§ PROMPT: In the listing below, count each line containing "точность" and answer with the count only.
# # #
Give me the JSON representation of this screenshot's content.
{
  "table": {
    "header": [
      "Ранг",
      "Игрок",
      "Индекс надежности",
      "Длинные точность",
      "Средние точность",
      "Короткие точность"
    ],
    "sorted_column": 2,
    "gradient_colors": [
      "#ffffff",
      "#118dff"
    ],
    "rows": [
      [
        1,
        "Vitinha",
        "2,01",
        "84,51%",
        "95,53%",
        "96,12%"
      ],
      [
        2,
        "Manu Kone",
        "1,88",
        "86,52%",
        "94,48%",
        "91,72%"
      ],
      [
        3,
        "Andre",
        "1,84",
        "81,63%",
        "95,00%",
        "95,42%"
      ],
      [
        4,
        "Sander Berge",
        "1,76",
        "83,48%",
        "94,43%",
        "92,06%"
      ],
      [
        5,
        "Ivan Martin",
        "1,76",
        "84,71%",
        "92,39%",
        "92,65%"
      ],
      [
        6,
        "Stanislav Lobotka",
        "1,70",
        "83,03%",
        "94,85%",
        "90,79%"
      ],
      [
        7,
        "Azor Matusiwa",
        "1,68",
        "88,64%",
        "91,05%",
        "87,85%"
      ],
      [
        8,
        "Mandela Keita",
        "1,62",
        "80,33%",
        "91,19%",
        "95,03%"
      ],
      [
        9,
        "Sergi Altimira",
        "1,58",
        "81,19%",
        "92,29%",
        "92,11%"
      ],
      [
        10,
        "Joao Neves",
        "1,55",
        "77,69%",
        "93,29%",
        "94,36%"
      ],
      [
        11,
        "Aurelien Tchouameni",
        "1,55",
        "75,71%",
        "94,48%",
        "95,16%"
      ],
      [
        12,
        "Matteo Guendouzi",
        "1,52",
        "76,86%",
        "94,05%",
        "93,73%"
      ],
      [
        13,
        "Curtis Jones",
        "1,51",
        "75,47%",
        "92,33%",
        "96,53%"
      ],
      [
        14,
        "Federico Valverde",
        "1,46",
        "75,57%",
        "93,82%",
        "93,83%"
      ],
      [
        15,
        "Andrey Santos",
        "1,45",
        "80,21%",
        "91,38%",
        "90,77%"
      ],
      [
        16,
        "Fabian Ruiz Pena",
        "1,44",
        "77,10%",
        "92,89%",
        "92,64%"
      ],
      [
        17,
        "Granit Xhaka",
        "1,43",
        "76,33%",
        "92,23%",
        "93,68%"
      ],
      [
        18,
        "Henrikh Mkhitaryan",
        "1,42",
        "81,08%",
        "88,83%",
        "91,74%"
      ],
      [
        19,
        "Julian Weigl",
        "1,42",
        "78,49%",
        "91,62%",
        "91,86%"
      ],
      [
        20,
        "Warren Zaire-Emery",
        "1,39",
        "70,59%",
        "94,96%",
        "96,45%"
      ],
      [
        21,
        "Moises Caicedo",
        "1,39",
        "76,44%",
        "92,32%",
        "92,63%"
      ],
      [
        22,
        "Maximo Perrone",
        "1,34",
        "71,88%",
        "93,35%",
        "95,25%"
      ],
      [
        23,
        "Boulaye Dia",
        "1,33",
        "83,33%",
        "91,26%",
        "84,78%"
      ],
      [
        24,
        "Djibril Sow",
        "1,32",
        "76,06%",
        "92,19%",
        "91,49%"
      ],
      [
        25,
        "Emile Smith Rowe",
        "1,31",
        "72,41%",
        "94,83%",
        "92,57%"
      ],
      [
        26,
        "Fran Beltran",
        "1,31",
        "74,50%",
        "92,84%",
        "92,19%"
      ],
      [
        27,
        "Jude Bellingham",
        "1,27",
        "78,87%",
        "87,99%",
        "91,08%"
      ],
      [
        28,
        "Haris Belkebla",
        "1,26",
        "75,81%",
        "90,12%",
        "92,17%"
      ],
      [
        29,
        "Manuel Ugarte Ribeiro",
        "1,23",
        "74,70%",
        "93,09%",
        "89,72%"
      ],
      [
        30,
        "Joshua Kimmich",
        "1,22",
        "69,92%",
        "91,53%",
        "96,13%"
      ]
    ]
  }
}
# # #
§ TASK RESPONSE: 3